All entries must be repeated exactly; do not include the pictures.
────────────────────
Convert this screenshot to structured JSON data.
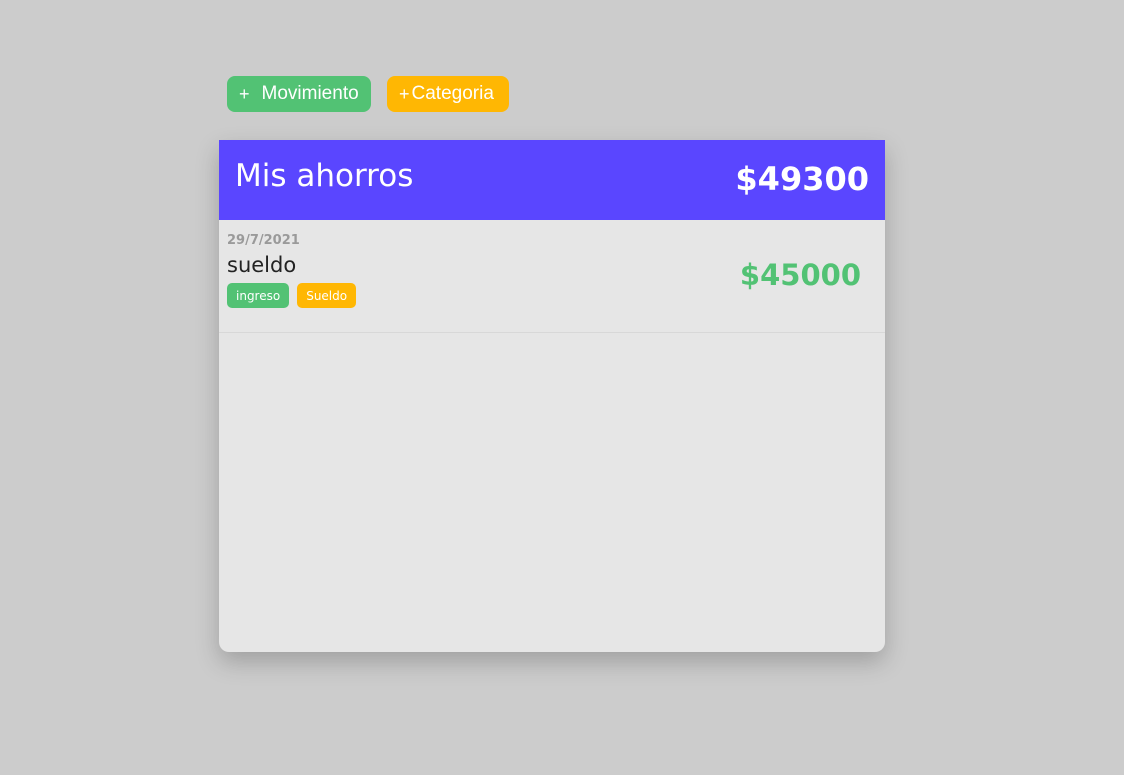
{
  "toolbar": {
    "add_movement": {
      "icon": "plus-icon",
      "plus": "+",
      "label": "Movimiento"
    },
    "add_category": {
      "icon": "plus-icon",
      "plus": "+",
      "label": "Categoria"
    }
  },
  "savings": {
    "title": "Mis ahorros",
    "total": "$49300"
  },
  "movements": [
    {
      "date": "29/7/2021",
      "name": "sueldo",
      "tags": [
        "ingreso",
        "Sueldo"
      ],
      "amount": "$45000"
    }
  ],
  "colors": {
    "background": "#cccccc",
    "header": "#5a46ff",
    "green": "#52c274",
    "yellow": "#ffb703",
    "card": "#e6e6e6"
  }
}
────────────────────
**EXERCISE RESULT:**
Convert this screenshot to structured JSON data.
{
  "toolbar": {
    "add_movement": {
      "icon": "plus-icon",
      "plus": "+",
      "label": "Movimiento"
    },
    "add_category": {
      "icon": "plus-icon",
      "plus": "+",
      "label": "Categoria"
    }
  },
  "savings": {
    "title": "Mis ahorros",
    "total": "$49300"
  },
  "movements": [
    {
      "date": "29/7/2021",
      "name": "sueldo",
      "tags": [
        "ingreso",
        "Sueldo"
      ],
      "amount": "$45000"
    }
  ],
  "colors": {
    "background": "#cccccc",
    "header": "#5a46ff",
    "green": "#52c274",
    "yellow": "#ffb703",
    "card": "#e6e6e6"
  }
}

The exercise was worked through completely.